Australia's corporate sector has finally had enough of the ongoing lockdowns that have left the country's economy hobbled and its people cut off from the rest of the world for months.
Increasingly frustrated by a slow vaccine rollout and the ongoing lockdowns, the leaders of many of Australia’s biggest companies, including BHP, Macquarie and Qantas have signed a letter demanding that the government acknowledge it's time to "learn to live with the virus," as many other countries have done, since "COVIDZero" has finally been exposed as an impossible dream.
But all the incremental data seen so far suggests that Q3 could be a disaster - well that, coupled with the intensifying economic pressure from Beijing, which is trying to win a geopolitical stare-down contest with the Australian government by blocking a growing number of imports.
As for Australia's infamous "drawbridge" border policy, the letter's signatories insisted that the decision to close Australia's borders was a colossal mistake.
"The borders should have never been closed,” Graham Turner, chief executive of travel company Flight Centre, told the Financial Times. “We’re making some very big mistakes here.”
"It’s time for corporate Australia to turn its disquiet and rumblings into a roar,” said Greg O’Neill, the chief executive of Melbourne fund manager La Trobe Financial, one of the signatories to the open letter sent by the Business Council of Australia. “It is time for courage and honesty. Not politics.”

────────────────

### STUDY QUESTIONS
- A) Copy the article on Australia's lockdowns word for word, starting with "Australia's corporate sector" and going on through "world for months.".
- B) List every company named in the article on Australia's lockdowns.

### DATASET CONTENT
────────────────

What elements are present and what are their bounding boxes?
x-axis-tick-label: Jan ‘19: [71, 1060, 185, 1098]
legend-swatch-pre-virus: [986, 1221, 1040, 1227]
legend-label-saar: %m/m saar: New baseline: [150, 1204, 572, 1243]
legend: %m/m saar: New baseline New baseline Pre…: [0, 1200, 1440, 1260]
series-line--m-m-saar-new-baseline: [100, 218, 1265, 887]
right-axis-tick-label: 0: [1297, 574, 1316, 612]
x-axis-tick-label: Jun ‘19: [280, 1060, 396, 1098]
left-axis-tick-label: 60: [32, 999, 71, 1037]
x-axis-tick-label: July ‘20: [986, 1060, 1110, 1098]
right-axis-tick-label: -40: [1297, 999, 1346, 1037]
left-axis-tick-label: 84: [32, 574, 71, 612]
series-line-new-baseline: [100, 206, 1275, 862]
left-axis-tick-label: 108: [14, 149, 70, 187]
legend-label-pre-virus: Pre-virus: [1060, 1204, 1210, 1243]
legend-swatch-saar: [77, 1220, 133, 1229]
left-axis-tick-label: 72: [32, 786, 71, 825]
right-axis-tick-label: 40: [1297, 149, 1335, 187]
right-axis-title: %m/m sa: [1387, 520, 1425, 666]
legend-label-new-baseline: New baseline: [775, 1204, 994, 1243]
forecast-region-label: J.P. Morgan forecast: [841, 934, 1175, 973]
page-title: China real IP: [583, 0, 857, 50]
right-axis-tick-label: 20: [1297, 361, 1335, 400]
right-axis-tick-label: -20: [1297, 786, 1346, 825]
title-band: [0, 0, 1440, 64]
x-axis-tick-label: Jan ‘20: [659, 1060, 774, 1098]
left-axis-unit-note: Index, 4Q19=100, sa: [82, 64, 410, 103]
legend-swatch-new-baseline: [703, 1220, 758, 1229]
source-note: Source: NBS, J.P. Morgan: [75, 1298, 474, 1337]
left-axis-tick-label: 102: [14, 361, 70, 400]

────────────────

### TASK RESPONSES
- A)
Australia's corporate sector has finally had enough of the ongoing lockdowns that have left the country's economy hobbled and its people cut off from the rest of the world for months.

- B) BHP, Macquarie, Qantas, Flight Centre, La Trobe Financial